Work instructions:
• A. Decide whether each statement below agrees with the Camperdown station history. For each, answer yes or no and quote the words from the text that decide it: (i) The station opened on 2 July 1883. (ii) The line reached Terang in 1887. (iii) The refreshment room closed in March 1969.
• B. From the Camperdown station history, transcribe the stretch from "Camperdown railway station" through "of that year." without changing any wording.
━━ Source excerpt ━━
Camperdown railway station is located on the Warrnambool line in Victoria, Australia. It serves the town of Camperdown, and opened on 2 July 1883.

History
When Camperdown station opened, it was the terminus of the line from Colac. On 23 April 1887, the line was extended to Terang.

The station was once the junction for the Timboon line, which branched off at the western or  down end of the station. All signalling and safeworking equipment at the junction had been abolished by September 1987.

By May 1969, the former turntable at the station was removed, and in March 1976, the refreshment room closed. Passenger facilities were refurbished in late 1984 and early 1985. It was also in 1985 that the former freight centre closed, and the freight office had been demolished by August of that year.

In September 1988, the former No. 2 and No. 4 roads were abolished, as were the sidings provided for Shell and Mobil, and the locomotive and works sidings. A number of signal posts were also removed, along with a ground lever frame. In 1991, No. 3 road was abolished.
━━━
━━ Excerpted records ━━
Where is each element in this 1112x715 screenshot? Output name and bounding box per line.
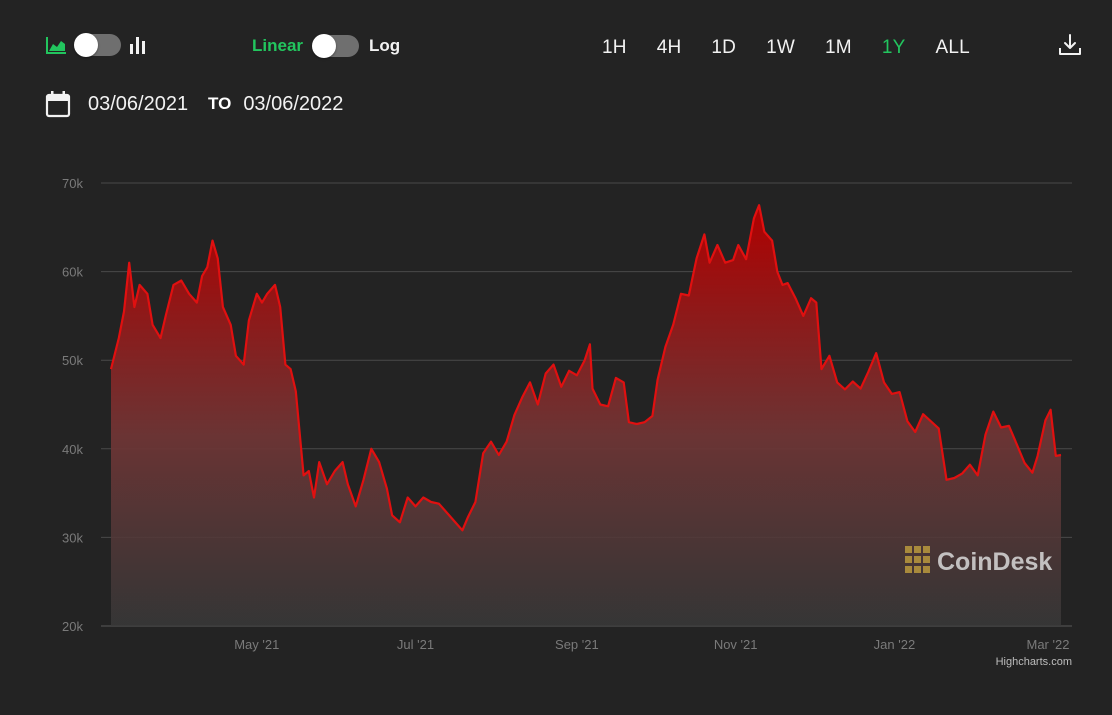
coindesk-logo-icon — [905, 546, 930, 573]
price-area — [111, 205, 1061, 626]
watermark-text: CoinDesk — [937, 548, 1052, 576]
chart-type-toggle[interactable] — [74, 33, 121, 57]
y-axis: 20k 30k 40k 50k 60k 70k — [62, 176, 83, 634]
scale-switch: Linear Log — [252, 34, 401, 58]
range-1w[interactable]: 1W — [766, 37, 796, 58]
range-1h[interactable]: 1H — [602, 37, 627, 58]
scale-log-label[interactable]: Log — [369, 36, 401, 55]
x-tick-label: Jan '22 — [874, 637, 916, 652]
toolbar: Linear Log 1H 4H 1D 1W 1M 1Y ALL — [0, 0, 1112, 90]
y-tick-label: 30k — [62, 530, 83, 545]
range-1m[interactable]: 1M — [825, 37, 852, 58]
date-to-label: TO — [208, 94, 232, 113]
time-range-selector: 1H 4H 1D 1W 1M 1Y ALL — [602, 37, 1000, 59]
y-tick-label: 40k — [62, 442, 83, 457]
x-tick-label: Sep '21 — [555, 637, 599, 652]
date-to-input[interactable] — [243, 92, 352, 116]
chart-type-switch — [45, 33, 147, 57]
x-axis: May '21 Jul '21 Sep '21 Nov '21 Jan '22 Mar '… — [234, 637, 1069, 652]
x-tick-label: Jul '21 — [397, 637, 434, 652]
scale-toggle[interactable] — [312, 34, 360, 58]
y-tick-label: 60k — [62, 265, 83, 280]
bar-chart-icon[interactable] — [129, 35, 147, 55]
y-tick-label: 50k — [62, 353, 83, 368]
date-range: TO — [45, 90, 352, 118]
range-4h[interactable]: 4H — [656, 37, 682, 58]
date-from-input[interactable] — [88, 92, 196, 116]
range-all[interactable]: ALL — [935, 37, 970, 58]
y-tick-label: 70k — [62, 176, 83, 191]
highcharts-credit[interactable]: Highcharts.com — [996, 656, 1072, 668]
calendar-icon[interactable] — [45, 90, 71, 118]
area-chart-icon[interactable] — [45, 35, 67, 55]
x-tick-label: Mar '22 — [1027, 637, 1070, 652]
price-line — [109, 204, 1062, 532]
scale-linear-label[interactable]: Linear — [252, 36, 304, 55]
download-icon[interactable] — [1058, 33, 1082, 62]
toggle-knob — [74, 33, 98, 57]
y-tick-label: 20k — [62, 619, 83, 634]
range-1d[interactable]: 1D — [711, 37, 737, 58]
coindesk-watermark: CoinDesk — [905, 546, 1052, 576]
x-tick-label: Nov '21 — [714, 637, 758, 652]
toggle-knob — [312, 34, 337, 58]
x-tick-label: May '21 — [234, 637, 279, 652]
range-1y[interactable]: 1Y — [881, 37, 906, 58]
━━━
━━ Excerpted records ━━
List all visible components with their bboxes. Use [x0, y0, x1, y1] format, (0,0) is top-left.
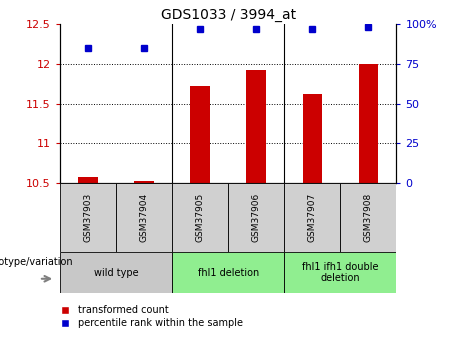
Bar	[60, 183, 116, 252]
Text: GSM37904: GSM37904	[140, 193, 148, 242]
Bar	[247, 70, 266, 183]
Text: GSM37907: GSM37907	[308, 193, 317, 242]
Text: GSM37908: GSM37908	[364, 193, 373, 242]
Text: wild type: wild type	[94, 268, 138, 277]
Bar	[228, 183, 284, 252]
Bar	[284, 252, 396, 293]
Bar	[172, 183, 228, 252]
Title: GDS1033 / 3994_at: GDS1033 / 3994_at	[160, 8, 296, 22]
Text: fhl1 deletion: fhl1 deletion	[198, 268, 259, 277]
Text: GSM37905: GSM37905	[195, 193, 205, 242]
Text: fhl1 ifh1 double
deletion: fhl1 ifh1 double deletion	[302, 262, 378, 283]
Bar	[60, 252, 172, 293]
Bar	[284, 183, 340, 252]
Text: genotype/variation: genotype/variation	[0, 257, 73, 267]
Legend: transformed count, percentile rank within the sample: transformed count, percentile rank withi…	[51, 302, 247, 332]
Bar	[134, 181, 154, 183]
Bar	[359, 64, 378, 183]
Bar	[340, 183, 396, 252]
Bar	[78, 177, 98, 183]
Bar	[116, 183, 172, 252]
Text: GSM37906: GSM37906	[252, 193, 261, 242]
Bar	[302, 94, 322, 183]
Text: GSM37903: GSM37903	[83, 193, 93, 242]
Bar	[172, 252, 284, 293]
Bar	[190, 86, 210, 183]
━━━
━━ Excerpted records ━━
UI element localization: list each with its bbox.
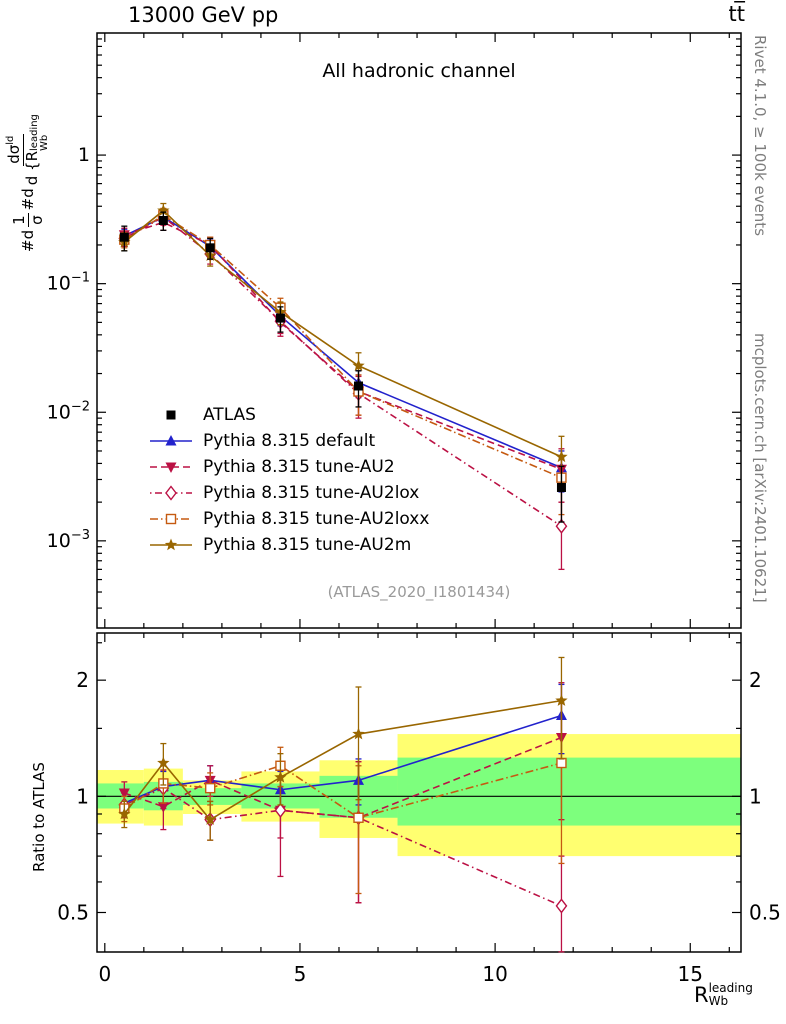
━━━
Full solutions:
• A.
(i) Yes: "opened on 2 July 1883"
(ii) Yes: "On 23 April 1887, the line was extended to Terang."
(iii) No: "in March 1976, the refreshment room closed"

• B.
Camperdown railway station is located on the Warrnambool line in Victoria, Australia. It serves the town of Camperdown, and opened on 2 July 1883.

History
When Camperdown station opened, it was the terminus of the line from Colac. On 23 April 1887, the line was extended to Terang.

The station was once the junction for the Timboon line, which branched off at the western or  down end of the station. All signalling and safeworking equipment at the junction had been abolished by September 1987.

By May 1969, the former turntable at the station was removed, and in March 1976, the refreshment room closed. Passenger facilities were refurbished in late 1984 and early 1985. It was also in 1985 that the former freight centre closed, and the freight office had been demolished by August of that year.